_Supplied data_

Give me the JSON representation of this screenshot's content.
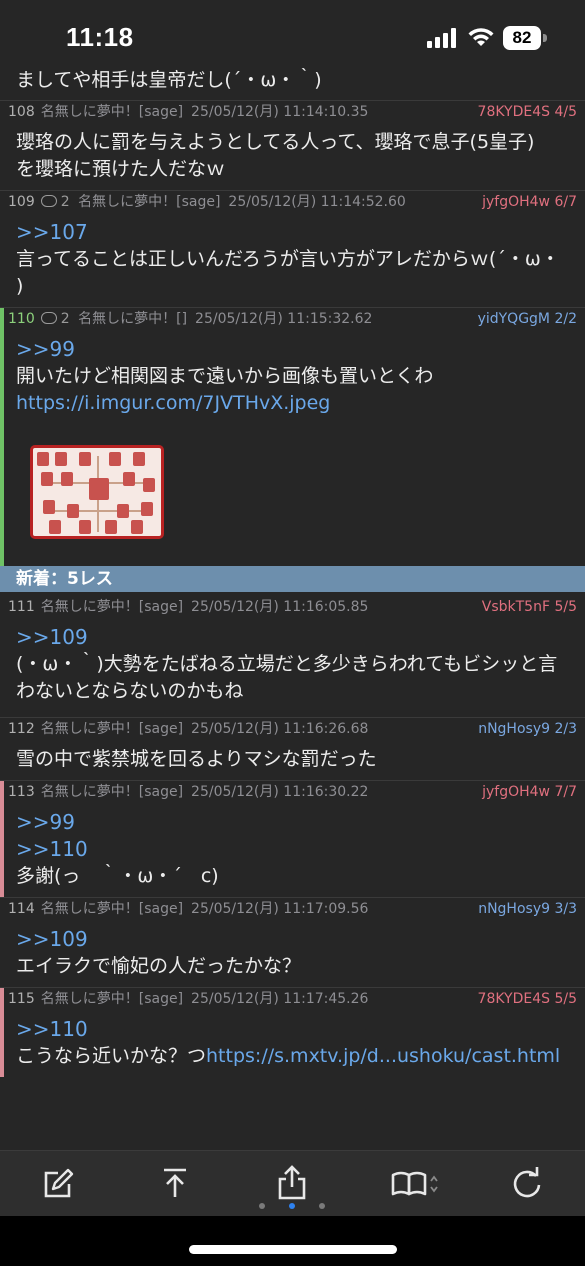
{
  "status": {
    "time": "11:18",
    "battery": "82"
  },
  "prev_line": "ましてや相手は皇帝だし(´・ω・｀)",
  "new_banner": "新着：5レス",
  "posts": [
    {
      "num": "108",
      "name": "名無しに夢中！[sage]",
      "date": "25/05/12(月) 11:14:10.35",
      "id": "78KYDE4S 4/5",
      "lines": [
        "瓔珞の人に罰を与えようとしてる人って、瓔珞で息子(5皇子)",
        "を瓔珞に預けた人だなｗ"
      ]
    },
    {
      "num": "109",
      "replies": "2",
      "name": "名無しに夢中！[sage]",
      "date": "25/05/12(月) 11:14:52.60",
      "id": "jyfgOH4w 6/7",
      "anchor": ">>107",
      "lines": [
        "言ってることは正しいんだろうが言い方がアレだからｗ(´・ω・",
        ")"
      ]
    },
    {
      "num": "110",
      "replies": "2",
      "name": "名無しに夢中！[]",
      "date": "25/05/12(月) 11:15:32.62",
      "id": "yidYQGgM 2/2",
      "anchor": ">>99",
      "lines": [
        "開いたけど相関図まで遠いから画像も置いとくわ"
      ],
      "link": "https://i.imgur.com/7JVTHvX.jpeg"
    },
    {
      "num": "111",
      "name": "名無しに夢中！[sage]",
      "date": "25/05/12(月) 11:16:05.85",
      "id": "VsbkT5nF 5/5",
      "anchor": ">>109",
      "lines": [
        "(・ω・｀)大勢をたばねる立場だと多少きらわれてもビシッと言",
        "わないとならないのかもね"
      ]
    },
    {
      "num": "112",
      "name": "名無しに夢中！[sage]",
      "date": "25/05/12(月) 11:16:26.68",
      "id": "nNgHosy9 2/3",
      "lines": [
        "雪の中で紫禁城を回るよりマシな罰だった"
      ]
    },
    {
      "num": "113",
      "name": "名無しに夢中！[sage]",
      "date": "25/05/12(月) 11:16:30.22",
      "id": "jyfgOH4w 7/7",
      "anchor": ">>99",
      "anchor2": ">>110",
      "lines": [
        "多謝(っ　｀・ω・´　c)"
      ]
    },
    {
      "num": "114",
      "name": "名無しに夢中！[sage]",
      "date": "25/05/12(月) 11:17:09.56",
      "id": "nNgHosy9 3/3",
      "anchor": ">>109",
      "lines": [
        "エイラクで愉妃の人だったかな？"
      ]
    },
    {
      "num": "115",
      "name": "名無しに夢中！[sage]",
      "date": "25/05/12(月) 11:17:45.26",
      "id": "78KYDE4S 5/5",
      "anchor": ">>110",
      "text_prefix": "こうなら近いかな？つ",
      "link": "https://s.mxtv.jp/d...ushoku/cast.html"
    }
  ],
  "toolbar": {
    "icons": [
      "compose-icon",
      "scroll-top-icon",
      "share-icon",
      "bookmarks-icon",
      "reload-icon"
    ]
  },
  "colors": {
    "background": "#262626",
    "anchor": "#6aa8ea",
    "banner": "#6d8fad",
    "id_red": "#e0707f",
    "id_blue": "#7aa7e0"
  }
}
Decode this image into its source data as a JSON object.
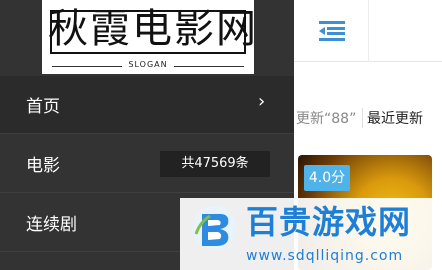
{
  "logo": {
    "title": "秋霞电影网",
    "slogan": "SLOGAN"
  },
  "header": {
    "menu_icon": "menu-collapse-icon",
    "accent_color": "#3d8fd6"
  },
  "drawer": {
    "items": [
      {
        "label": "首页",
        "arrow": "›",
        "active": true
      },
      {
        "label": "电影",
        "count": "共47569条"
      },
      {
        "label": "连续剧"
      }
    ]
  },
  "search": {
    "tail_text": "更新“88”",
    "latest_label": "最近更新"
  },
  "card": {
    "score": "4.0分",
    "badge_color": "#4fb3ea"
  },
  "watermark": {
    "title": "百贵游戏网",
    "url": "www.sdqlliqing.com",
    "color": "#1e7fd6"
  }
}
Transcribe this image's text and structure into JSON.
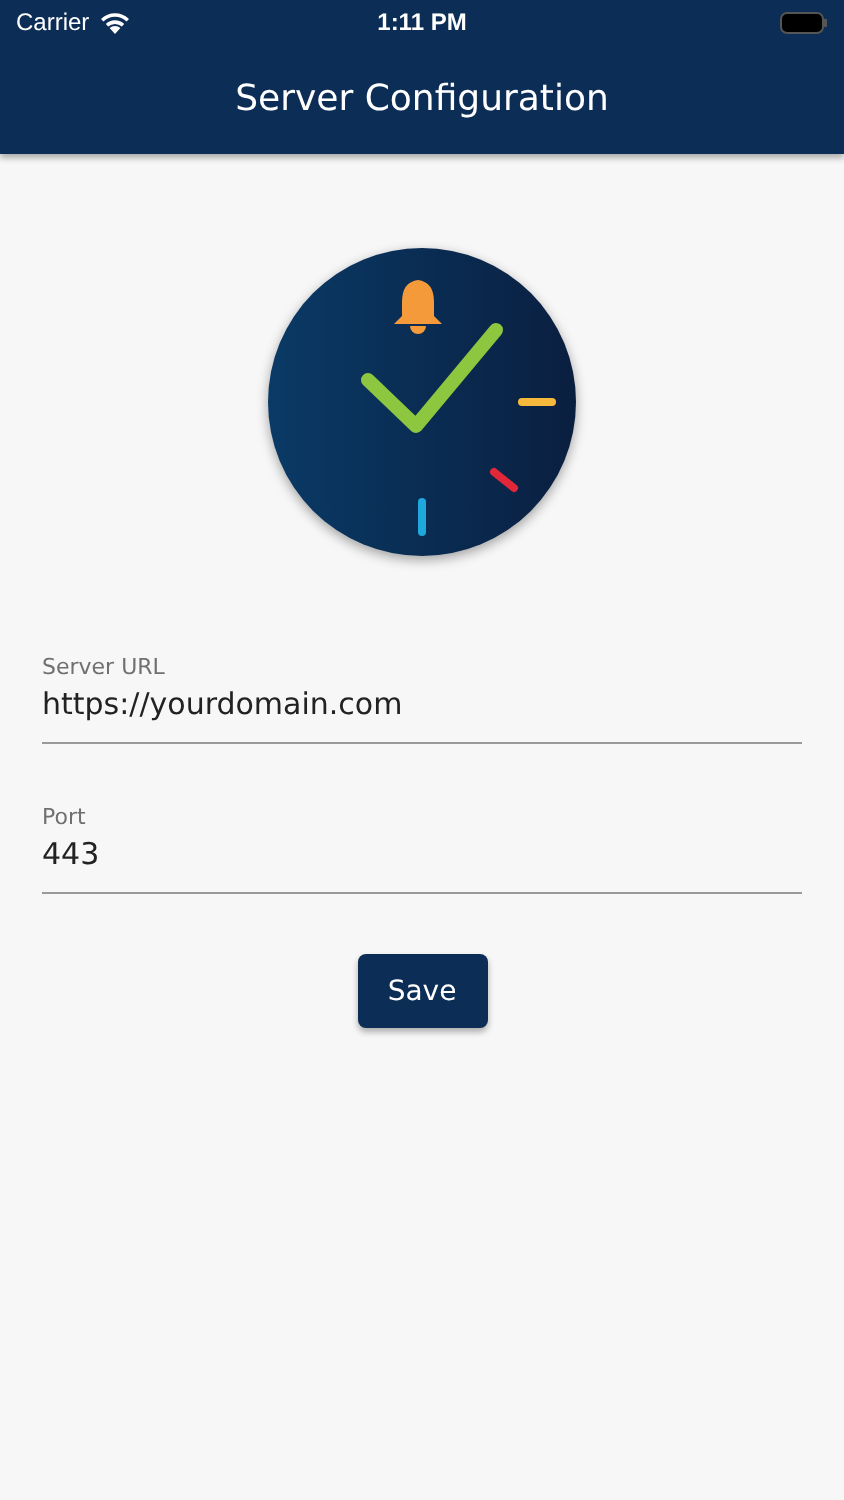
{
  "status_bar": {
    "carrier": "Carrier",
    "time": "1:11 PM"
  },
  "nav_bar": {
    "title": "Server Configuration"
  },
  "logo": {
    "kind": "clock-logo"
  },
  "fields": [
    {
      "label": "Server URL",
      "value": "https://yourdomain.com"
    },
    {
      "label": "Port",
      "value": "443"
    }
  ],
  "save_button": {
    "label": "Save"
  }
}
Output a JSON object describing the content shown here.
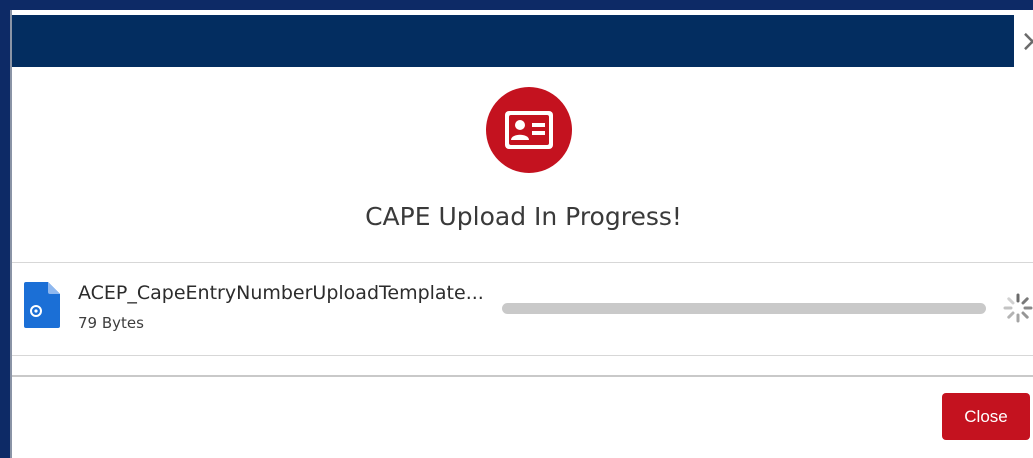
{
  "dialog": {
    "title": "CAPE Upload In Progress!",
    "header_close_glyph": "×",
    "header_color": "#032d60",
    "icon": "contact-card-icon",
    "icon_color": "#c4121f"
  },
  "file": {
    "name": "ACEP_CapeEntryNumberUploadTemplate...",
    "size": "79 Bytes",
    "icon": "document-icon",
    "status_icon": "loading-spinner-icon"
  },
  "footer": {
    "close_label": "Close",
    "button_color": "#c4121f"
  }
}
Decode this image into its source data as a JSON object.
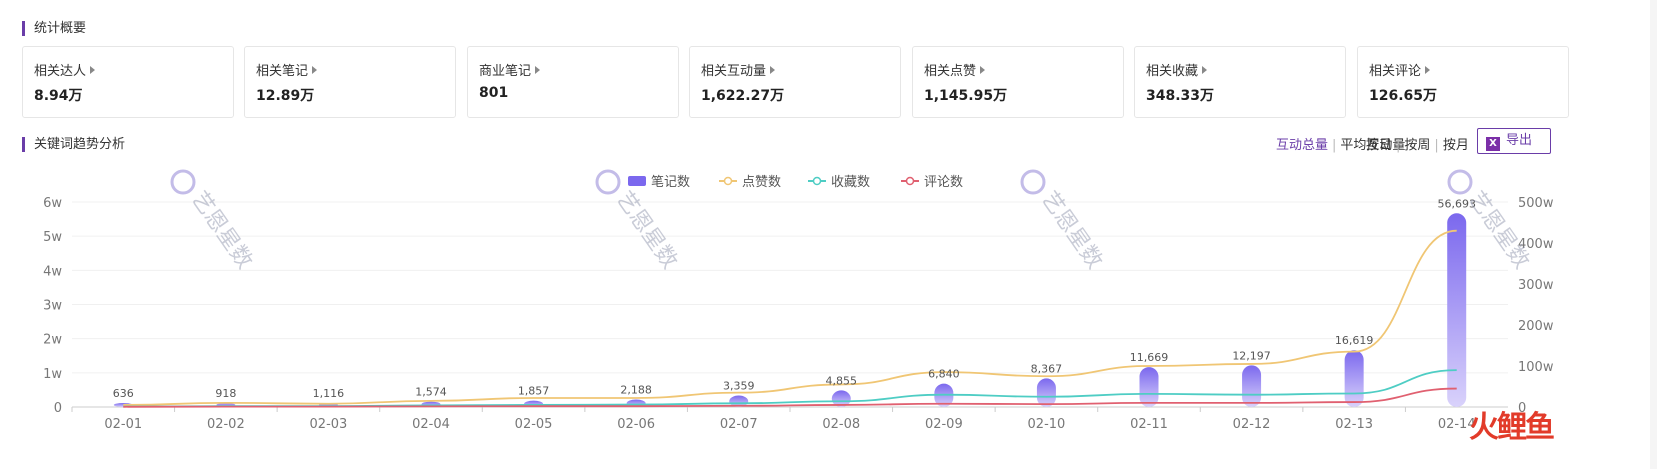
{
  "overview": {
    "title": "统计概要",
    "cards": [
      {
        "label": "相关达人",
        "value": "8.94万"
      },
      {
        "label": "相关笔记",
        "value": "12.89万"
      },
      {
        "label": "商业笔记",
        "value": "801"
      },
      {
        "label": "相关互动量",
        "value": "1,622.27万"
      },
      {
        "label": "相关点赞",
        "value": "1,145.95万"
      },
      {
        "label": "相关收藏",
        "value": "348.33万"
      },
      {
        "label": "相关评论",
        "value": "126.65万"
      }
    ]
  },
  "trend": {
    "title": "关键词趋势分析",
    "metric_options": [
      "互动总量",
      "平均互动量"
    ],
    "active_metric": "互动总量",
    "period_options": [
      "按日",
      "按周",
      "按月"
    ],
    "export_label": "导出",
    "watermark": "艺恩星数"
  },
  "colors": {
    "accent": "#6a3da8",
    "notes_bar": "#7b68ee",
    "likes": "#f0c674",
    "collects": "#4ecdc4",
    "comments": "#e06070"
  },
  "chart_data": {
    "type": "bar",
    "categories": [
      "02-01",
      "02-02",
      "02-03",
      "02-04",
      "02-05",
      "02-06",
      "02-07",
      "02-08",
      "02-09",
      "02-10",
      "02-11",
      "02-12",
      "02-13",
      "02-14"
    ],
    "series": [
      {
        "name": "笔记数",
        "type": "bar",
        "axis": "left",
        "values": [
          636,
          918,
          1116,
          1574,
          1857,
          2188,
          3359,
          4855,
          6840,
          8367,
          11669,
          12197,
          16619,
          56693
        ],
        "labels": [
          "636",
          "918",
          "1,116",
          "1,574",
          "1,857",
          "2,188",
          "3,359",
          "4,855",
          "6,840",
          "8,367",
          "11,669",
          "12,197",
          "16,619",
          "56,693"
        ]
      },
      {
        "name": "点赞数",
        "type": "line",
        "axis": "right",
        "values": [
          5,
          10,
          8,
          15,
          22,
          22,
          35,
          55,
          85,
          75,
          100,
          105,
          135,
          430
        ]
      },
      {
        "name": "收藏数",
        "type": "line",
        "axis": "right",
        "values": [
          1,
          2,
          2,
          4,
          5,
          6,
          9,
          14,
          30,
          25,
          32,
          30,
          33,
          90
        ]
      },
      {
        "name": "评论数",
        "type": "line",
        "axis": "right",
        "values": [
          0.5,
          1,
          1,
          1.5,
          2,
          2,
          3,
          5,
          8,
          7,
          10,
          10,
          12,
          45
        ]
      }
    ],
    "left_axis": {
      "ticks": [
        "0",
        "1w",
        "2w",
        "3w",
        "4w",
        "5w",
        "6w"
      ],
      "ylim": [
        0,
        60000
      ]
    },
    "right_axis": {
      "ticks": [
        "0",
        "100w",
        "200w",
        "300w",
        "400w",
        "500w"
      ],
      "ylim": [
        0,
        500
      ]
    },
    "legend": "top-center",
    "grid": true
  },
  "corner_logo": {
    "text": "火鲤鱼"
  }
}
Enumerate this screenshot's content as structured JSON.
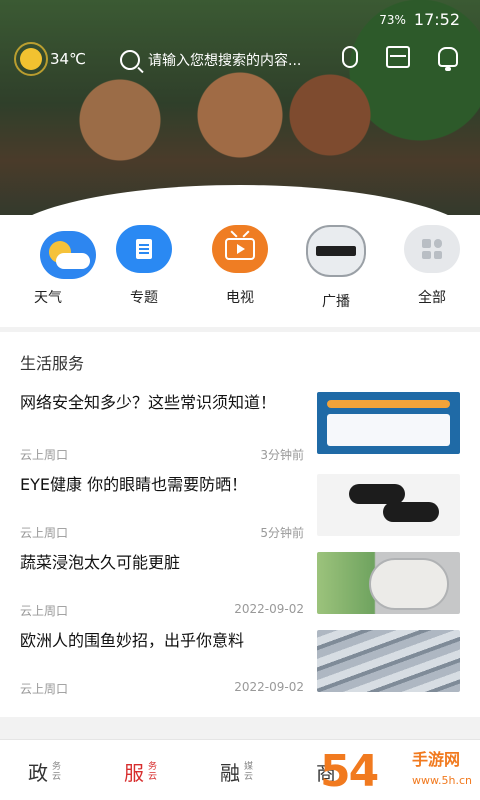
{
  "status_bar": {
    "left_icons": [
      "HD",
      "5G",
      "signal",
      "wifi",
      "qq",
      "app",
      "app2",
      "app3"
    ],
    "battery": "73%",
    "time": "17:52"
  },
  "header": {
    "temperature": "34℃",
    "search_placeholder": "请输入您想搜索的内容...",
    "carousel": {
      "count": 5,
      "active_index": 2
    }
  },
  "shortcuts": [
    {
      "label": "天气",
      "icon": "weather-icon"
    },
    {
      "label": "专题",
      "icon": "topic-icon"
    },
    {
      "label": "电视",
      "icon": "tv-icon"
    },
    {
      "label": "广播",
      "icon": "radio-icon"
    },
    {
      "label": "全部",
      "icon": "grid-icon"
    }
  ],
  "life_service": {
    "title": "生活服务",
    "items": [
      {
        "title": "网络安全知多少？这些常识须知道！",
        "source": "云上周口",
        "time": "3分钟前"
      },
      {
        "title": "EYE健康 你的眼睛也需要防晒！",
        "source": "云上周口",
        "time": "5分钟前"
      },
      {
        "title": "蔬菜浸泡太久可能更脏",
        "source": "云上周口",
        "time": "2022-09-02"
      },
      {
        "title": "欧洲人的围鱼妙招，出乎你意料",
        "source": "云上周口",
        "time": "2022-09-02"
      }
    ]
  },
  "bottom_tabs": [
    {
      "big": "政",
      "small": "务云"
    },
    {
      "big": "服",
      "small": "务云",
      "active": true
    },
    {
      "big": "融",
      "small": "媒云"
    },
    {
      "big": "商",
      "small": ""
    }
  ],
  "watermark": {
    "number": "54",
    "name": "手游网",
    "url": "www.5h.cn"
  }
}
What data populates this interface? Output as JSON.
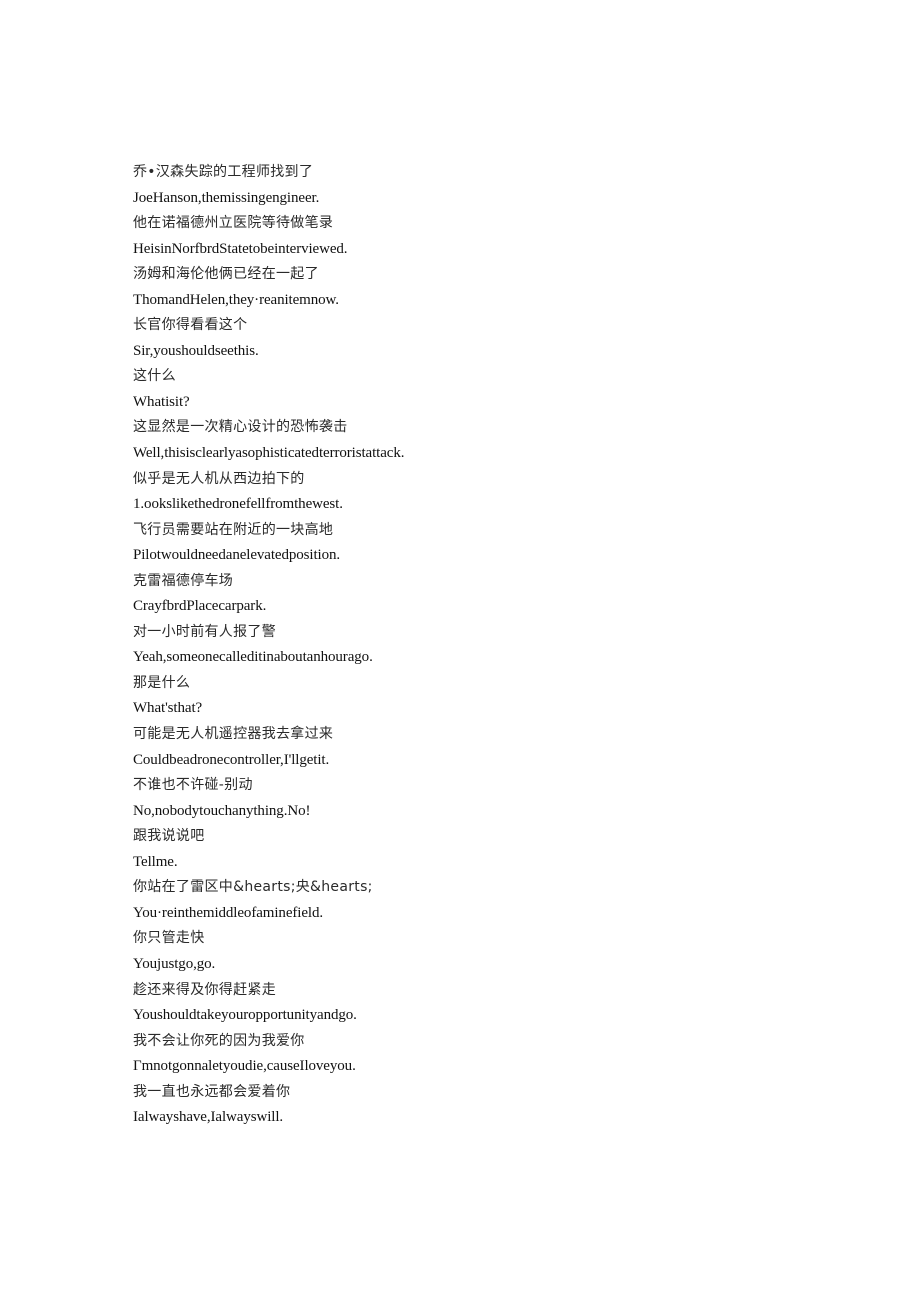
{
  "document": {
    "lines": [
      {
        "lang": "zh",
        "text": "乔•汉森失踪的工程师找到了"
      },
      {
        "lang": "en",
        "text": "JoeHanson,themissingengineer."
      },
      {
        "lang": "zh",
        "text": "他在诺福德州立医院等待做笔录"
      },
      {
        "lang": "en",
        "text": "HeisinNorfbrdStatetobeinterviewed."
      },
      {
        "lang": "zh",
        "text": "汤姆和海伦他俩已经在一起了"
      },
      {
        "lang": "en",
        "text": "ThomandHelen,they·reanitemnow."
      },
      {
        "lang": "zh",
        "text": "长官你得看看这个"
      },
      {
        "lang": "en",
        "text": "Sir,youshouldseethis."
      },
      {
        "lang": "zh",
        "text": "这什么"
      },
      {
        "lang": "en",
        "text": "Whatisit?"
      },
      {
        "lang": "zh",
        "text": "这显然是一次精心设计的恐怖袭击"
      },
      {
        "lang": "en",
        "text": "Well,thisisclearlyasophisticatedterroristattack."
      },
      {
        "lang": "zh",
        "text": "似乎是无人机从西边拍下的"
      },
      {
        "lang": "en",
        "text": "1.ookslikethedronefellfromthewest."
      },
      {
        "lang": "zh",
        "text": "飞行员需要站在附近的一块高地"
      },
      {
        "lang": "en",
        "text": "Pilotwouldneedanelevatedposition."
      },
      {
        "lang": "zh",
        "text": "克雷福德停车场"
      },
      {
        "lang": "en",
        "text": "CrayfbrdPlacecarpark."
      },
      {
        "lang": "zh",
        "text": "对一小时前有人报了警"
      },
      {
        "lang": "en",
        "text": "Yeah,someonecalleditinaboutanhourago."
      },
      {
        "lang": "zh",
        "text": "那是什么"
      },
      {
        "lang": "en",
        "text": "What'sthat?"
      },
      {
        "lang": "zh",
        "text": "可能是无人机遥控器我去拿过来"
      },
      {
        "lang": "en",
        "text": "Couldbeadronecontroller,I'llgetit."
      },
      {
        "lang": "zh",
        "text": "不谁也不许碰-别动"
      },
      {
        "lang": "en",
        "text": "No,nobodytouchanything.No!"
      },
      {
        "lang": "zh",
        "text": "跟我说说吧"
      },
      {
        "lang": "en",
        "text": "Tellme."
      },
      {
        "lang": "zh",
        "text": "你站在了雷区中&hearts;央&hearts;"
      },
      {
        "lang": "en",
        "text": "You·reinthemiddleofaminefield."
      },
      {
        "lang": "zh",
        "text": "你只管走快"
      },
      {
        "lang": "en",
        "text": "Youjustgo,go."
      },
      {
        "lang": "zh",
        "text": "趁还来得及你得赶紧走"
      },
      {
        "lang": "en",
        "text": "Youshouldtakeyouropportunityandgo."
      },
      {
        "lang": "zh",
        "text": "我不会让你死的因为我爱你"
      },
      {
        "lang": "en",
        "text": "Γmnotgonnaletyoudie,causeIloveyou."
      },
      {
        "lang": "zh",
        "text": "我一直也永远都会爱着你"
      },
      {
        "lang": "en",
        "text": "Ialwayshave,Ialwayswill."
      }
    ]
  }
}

_What you are asked to do_
Copy in full each line that holds the word "time".

_Task output_
    "time": "11:18",
    "time": "1:11 PM"
    "time": "17:52"
        "time": "3分钟前"
        "time": "5分钟前"
        "time": "2022-09-02"
        "time": "2022-09-02"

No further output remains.